(Collection entries)
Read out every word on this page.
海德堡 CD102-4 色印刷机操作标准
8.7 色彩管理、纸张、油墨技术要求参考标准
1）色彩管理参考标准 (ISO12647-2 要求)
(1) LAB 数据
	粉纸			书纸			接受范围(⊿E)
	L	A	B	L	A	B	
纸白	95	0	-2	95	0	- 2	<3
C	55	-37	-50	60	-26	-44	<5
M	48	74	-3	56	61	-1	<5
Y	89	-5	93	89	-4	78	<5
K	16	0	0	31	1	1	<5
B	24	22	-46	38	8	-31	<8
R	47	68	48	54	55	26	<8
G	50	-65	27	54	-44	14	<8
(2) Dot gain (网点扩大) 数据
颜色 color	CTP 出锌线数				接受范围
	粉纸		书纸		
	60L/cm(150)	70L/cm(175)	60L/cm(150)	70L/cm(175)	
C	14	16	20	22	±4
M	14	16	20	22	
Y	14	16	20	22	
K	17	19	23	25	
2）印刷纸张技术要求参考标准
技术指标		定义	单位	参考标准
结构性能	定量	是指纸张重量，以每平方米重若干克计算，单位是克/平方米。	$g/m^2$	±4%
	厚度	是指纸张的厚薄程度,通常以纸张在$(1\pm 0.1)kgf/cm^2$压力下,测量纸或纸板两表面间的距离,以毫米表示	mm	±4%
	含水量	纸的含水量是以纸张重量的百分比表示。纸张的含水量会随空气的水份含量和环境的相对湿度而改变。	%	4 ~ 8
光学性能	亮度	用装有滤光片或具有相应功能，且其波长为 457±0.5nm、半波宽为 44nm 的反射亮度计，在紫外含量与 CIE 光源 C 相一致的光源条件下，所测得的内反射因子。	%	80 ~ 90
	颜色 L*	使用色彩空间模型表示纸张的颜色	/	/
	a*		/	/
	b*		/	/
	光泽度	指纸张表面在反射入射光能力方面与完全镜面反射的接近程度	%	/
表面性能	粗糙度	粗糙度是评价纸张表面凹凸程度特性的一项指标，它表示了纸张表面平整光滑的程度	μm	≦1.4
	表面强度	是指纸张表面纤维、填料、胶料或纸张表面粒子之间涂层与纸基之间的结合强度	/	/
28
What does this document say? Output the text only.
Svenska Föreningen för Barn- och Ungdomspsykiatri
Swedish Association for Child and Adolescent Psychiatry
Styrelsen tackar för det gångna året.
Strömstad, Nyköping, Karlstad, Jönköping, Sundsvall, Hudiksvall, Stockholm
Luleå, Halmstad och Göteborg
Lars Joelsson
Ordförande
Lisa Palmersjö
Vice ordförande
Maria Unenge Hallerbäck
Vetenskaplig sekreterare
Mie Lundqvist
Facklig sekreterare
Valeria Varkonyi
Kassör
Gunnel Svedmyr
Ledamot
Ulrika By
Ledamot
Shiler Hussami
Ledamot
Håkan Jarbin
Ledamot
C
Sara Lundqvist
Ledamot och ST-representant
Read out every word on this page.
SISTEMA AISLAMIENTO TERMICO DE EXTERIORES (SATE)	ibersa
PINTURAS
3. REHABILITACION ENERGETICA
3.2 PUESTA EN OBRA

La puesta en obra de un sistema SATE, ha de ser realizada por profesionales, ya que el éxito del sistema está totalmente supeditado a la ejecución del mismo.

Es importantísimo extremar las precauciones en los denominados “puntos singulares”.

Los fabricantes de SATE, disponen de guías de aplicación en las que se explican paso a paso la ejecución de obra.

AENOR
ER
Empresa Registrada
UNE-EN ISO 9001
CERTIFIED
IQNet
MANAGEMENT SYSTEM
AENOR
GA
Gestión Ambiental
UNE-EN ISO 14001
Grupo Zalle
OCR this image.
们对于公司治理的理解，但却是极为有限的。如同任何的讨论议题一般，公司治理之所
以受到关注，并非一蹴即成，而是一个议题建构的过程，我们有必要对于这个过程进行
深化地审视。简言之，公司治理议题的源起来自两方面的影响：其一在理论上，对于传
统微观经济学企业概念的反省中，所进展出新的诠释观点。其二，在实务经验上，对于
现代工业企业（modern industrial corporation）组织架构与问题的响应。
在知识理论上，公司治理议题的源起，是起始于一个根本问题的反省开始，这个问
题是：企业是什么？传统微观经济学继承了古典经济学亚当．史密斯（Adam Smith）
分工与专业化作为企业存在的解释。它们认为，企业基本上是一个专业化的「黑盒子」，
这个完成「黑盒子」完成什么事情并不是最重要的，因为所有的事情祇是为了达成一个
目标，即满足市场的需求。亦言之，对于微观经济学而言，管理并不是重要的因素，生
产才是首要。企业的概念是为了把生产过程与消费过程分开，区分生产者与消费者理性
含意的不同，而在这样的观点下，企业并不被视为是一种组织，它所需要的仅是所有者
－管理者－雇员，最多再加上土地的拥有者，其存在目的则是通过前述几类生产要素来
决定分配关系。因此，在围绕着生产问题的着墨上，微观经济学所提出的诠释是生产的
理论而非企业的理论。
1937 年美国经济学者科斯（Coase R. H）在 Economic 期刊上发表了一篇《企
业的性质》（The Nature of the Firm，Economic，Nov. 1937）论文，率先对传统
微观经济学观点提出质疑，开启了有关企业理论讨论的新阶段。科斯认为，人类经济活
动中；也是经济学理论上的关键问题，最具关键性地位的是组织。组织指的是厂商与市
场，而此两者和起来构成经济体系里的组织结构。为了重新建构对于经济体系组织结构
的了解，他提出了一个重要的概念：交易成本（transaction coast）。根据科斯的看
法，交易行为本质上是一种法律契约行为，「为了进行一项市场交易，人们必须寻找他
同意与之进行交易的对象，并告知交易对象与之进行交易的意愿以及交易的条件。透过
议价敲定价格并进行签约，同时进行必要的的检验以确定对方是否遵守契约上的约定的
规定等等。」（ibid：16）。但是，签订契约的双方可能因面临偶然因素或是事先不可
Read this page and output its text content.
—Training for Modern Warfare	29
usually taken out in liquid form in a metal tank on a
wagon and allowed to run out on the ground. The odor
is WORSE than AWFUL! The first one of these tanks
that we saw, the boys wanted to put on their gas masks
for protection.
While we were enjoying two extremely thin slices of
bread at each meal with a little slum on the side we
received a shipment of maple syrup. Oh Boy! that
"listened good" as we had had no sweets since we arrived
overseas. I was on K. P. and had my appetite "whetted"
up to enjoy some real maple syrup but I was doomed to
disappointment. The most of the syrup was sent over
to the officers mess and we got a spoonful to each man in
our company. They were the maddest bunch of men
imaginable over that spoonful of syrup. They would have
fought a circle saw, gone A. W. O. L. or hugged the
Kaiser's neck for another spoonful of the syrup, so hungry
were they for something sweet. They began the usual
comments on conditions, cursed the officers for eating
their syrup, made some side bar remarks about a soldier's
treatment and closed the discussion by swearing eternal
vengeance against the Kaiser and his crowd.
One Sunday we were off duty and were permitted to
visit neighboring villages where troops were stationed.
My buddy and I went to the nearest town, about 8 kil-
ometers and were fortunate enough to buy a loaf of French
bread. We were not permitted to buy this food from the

#### Your task
Give only the number of lines in the entries that contain "this".

#### Response
6